Required action: Please filter the data down to the lines that include the word "none" and copy them.

(Dataset rows about figures)

☆ ☆ ☆ ☆ ☆

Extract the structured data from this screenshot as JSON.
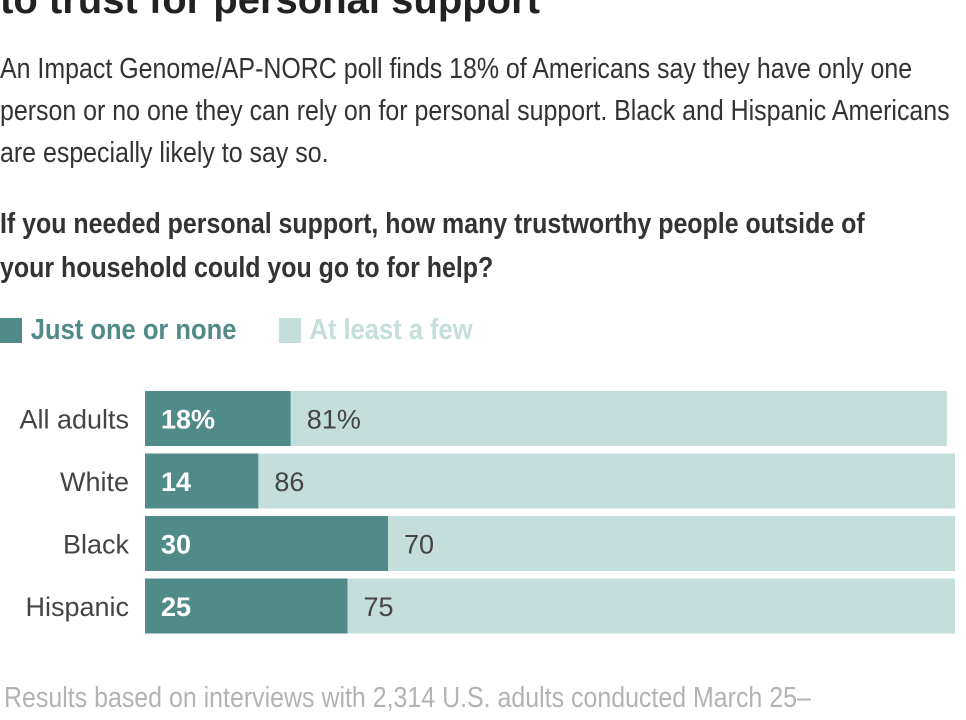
{
  "header": {
    "title": "to trust for personal support",
    "subtitle": "An Impact Genome/AP-NORC poll finds 18% of Americans say they have only one person or no one they can rely on for personal support. Black and Hispanic Americans are especially likely to say so.",
    "question": "If you needed personal support, how many trustworthy people outside of your household could you go to for help?"
  },
  "legend": [
    {
      "label": "Just one or none",
      "color": "#508b89"
    },
    {
      "label": "At least a few",
      "color": "#c3dedb"
    }
  ],
  "footnote": "Results based on interviews with 2,314 U.S. adults conducted March 25–",
  "chart_data": {
    "type": "bar",
    "orientation": "horizontal",
    "stacked": true,
    "categories": [
      "All adults",
      "White",
      "Black",
      "Hispanic"
    ],
    "series": [
      {
        "name": "Just one or none",
        "values": [
          18,
          14,
          30,
          25
        ],
        "labels": [
          "18%",
          "14",
          "30",
          "25"
        ],
        "color": "#508b89",
        "label_color": "#ffffff"
      },
      {
        "name": "At least a few",
        "values": [
          81,
          86,
          70,
          75
        ],
        "labels": [
          "81%",
          "86",
          "70",
          "75"
        ],
        "color": "#c3dedb",
        "label_color": "#444444"
      }
    ],
    "xlim": [
      0,
      100
    ],
    "grid": false,
    "legend_position": "top-left"
  }
}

☆ ☆ ☆ ☆ ☆

Solution for this task:
      "label": "Just one or none",
        "name": "Just one or none",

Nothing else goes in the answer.